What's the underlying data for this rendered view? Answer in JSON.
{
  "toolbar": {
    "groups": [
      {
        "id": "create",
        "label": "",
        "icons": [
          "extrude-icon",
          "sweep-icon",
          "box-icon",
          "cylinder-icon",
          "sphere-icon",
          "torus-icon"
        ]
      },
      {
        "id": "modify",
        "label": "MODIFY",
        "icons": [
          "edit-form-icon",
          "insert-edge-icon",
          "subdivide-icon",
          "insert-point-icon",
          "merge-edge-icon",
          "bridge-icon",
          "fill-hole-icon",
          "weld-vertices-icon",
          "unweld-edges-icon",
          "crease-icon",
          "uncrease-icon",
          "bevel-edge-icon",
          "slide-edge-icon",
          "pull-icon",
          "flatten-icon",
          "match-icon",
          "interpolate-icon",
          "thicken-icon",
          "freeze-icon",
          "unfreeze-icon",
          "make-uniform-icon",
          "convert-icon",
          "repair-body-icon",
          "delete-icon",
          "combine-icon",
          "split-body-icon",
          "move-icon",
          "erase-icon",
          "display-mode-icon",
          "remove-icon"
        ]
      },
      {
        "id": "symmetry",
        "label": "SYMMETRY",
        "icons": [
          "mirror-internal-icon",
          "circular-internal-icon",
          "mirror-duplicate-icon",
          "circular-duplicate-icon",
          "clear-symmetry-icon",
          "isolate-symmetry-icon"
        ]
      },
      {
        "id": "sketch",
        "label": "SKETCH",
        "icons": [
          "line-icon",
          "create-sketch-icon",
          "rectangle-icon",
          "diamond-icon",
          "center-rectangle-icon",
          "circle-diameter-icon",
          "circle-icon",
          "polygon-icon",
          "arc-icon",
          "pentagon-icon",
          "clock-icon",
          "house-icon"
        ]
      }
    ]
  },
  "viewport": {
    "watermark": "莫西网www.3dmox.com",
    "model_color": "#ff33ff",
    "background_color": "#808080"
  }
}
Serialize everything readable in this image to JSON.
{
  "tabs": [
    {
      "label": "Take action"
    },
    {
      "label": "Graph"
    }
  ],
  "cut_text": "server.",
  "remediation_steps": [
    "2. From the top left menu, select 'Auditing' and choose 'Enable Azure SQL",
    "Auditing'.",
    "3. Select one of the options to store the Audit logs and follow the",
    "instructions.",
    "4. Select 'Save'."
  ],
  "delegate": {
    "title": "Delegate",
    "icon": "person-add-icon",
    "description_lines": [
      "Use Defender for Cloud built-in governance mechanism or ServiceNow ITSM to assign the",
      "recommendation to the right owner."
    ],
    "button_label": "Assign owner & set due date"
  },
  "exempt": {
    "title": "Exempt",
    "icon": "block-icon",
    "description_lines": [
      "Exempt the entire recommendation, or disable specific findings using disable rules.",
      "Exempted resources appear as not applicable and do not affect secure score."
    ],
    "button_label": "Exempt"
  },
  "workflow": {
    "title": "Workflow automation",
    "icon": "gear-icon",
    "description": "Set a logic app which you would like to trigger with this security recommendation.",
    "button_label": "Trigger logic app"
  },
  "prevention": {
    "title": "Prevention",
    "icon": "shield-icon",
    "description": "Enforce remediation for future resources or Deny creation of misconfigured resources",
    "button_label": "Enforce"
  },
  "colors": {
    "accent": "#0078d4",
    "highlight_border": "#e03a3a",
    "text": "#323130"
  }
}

☆ ☆ ☆ ☆ ☆

*Aim of the task:* Quote each line above in full, word for word.

*Reply to the task:*
What's the underlying data for this rendered view? Answer in JSON.
{
  "toolbar": {
    "groups": [
      {
        "id": "create",
        "label": "",
        "icons": [
          "extrude-icon",
          "sweep-icon",
          "box-icon",
          "cylinder-icon",
          "sphere-icon",
          "torus-icon"
        ]
      },
      {
        "id": "modify",
        "label": "MODIFY",
        "icons": [
          "edit-form-icon",
          "insert-edge-icon",
          "subdivide-icon",
          "insert-point-icon",
          "merge-edge-icon",
          "bridge-icon",
          "fill-hole-icon",
          "weld-vertices-icon",
          "unweld-edges-icon",
          "crease-icon",
          "uncrease-icon",
          "bevel-edge-icon",
          "slide-edge-icon",
          "pull-icon",
          "flatten-icon",
          "match-icon",
          "interpolate-icon",
          "thicken-icon",
          "freeze-icon",
          "unfreeze-icon",
          "make-uniform-icon",
          "convert-icon",
          "repair-body-icon",
          "delete-icon",
          "combine-icon",
          "split-body-icon",
          "move-icon",
          "erase-icon",
          "display-mode-icon",
          "remove-icon"
        ]
      },
      {
        "id": "symmetry",
        "label": "SYMMETRY",
        "icons": [
          "mirror-internal-icon",
          "circular-internal-icon",
          "mirror-duplicate-icon",
          "circular-duplicate-icon",
          "clear-symmetry-icon",
          "isolate-symmetry-icon"
        ]
      },
      {
        "id": "sketch",
        "label": "SKETCH",
        "icons": [
          "line-icon",
          "create-sketch-icon",
          "rectangle-icon",
          "diamond-icon",
          "center-rectangle-icon",
          "circle-diameter-icon",
          "circle-icon",
          "polygon-icon",
          "arc-icon",
          "pentagon-icon",
          "clock-icon",
          "house-icon"
        ]
      }
    ]
  },
  "viewport": {
    "watermark": "莫西网www.3dmox.com",
    "model_color": "#ff33ff",
    "background_color": "#808080"
  }
}
Serialize everything readable in this image to JSON.
{
  "tabs": [
    {
      "label": "Take action"
    },
    {
      "label": "Graph"
    }
  ],
  "cut_text": "server.",
  "remediation_steps": [
    "2. From the top left menu, select 'Auditing' and choose 'Enable Azure SQL",
    "Auditing'.",
    "3. Select one of the options to store the Audit logs and follow the",
    "instructions.",
    "4. Select 'Save'."
  ],
  "delegate": {
    "title": "Delegate",
    "icon": "person-add-icon",
    "description_lines": [
      "Use Defender for Cloud built-in governance mechanism or ServiceNow ITSM to assign the",
      "recommendation to the right owner."
    ],
    "button_label": "Assign owner & set due date"
  },
  "exempt": {
    "title": "Exempt",
    "icon": "block-icon",
    "description_lines": [
      "Exempt the entire recommendation, or disable specific findings using disable rules.",
      "Exempted resources appear as not applicable and do not affect secure score."
    ],
    "button_label": "Exempt"
  },
  "workflow": {
    "title": "Workflow automation",
    "icon": "gear-icon",
    "description": "Set a logic app which you would like to trigger with this security recommendation.",
    "button_label": "Trigger logic app"
  },
  "prevention": {
    "title": "Prevention",
    "icon": "shield-icon",
    "description": "Enforce remediation for future resources or Deny creation of misconfigured resources",
    "button_label": "Enforce"
  },
  "colors": {
    "accent": "#0078d4",
    "highlight_border": "#e03a3a",
    "text": "#323130"
  }
}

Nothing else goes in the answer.